▸ Entries supplied:
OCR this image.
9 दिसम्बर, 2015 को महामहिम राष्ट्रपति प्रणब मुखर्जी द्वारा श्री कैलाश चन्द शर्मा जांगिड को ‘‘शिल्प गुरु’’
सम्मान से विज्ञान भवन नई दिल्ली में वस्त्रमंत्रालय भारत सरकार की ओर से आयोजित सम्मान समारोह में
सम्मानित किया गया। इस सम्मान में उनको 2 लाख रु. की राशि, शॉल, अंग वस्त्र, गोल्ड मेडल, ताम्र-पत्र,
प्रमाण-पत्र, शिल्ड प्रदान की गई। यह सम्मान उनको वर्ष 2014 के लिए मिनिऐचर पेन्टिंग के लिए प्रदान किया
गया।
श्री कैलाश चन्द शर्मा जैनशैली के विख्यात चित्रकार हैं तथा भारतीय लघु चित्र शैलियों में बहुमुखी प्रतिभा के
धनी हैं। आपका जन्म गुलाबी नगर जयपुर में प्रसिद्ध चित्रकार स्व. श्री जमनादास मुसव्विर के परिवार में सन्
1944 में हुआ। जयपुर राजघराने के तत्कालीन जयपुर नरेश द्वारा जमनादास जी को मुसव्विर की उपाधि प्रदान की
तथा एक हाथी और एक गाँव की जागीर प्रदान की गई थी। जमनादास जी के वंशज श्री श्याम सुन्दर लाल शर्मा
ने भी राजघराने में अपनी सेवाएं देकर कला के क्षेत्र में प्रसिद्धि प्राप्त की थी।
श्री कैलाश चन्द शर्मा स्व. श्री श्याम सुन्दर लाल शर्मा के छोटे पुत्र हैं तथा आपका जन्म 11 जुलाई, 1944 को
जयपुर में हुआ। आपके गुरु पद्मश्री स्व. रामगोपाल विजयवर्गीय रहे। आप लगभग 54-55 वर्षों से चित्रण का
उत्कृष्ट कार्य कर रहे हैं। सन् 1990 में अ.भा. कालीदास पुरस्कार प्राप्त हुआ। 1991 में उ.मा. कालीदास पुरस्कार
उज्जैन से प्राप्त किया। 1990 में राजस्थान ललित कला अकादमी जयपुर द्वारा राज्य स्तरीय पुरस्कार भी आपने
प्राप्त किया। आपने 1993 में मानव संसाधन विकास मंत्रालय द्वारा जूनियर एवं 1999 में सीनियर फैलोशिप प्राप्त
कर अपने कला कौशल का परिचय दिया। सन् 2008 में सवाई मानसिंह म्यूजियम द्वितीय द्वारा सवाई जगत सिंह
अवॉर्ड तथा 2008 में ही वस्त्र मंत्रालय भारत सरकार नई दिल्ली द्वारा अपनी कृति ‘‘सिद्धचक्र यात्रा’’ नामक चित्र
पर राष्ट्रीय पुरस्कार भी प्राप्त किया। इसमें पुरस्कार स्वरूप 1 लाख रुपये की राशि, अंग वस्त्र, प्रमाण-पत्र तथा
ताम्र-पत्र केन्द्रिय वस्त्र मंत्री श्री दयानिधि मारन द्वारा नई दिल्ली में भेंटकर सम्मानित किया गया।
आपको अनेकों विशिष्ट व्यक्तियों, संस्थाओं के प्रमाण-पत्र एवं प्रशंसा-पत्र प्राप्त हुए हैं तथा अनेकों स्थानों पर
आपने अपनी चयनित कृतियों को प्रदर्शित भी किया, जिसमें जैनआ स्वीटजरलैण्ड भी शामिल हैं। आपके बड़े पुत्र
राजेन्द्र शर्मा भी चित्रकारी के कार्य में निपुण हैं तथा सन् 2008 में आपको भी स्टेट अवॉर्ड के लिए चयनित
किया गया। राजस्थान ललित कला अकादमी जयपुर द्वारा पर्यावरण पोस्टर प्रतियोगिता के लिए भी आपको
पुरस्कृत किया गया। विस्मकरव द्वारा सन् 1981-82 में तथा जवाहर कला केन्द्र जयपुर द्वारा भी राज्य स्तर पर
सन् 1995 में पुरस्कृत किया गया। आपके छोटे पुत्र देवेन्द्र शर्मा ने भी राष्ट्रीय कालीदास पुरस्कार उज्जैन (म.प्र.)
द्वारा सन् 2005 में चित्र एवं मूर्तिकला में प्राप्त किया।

▸ Written instruction: Repeat the records above exactly, from the first line to the last.

▸ Solution to this problem:
OCR this image.
9 दिसम्बर, 2015 को महामहिम राष्ट्रपति प्रणब मुखर्जी द्वारा श्री कैलाश चन्द शर्मा जांगिड को ‘‘शिल्प गुरु’’
सम्मान से विज्ञान भवन नई दिल्ली में वस्त्रमंत्रालय भारत सरकार की ओर से आयोजित सम्मान समारोह में
सम्मानित किया गया। इस सम्मान में उनको 2 लाख रु. की राशि, शॉल, अंग वस्त्र, गोल्ड मेडल, ताम्र-पत्र,
प्रमाण-पत्र, शिल्ड प्रदान की गई। यह सम्मान उनको वर्ष 2014 के लिए मिनिऐचर पेन्टिंग के लिए प्रदान किया
गया।
श्री कैलाश चन्द शर्मा जैनशैली के विख्यात चित्रकार हैं तथा भारतीय लघु चित्र शैलियों में बहुमुखी प्रतिभा के
धनी हैं। आपका जन्म गुलाबी नगर जयपुर में प्रसिद्ध चित्रकार स्व. श्री जमनादास मुसव्विर के परिवार में सन्
1944 में हुआ। जयपुर राजघराने के तत्कालीन जयपुर नरेश द्वारा जमनादास जी को मुसव्विर की उपाधि प्रदान की
तथा एक हाथी और एक गाँव की जागीर प्रदान की गई थी। जमनादास जी के वंशज श्री श्याम सुन्दर लाल शर्मा
ने भी राजघराने में अपनी सेवाएं देकर कला के क्षेत्र में प्रसिद्धि प्राप्त की थी।
श्री कैलाश चन्द शर्मा स्व. श्री श्याम सुन्दर लाल शर्मा के छोटे पुत्र हैं तथा आपका जन्म 11 जुलाई, 1944 को
जयपुर में हुआ। आपके गुरु पद्मश्री स्व. रामगोपाल विजयवर्गीय रहे। आप लगभग 54-55 वर्षों से चित्रण का
उत्कृष्ट कार्य कर रहे हैं। सन् 1990 में अ.भा. कालीदास पुरस्कार प्राप्त हुआ। 1991 में उ.मा. कालीदास पुरस्कार
उज्जैन से प्राप्त किया। 1990 में राजस्थान ललित कला अकादमी जयपुर द्वारा राज्य स्तरीय पुरस्कार भी आपने
प्राप्त किया। आपने 1993 में मानव संसाधन विकास मंत्रालय द्वारा जूनियर एवं 1999 में सीनियर फैलोशिप प्राप्त
कर अपने कला कौशल का परिचय दिया। सन् 2008 में सवाई मानसिंह म्यूजियम द्वितीय द्वारा सवाई जगत सिंह
अवॉर्ड तथा 2008 में ही वस्त्र मंत्रालय भारत सरकार नई दिल्ली द्वारा अपनी कृति ‘‘सिद्धचक्र यात्रा’’ नामक चित्र
पर राष्ट्रीय पुरस्कार भी प्राप्त किया। इसमें पुरस्कार स्वरूप 1 लाख रुपये की राशि, अंग वस्त्र, प्रमाण-पत्र तथा
ताम्र-पत्र केन्द्रिय वस्त्र मंत्री श्री दयानिधि मारन द्वारा नई दिल्ली में भेंटकर सम्मानित किया गया।
आपको अनेकों विशिष्ट व्यक्तियों, संस्थाओं के प्रमाण-पत्र एवं प्रशंसा-पत्र प्राप्त हुए हैं तथा अनेकों स्थानों पर
आपने अपनी चयनित कृतियों को प्रदर्शित भी किया, जिसमें जैनआ स्वीटजरलैण्ड भी शामिल हैं। आपके बड़े पुत्र
राजेन्द्र शर्मा भी चित्रकारी के कार्य में निपुण हैं तथा सन् 2008 में आपको भी स्टेट अवॉर्ड के लिए चयनित
किया गया। राजस्थान ललित कला अकादमी जयपुर द्वारा पर्यावरण पोस्टर प्रतियोगिता के लिए भी आपको
पुरस्कृत किया गया। विस्मकरव द्वारा सन् 1981-82 में तथा जवाहर कला केन्द्र जयपुर द्वारा भी राज्य स्तर पर
सन् 1995 में पुरस्कृत किया गया। आपके छोटे पुत्र देवेन्द्र शर्मा ने भी राष्ट्रीय कालीदास पुरस्कार उज्जैन (म.प्र.)
द्वारा सन् 2005 में चित्र एवं मूर्तिकला में प्राप्त किया।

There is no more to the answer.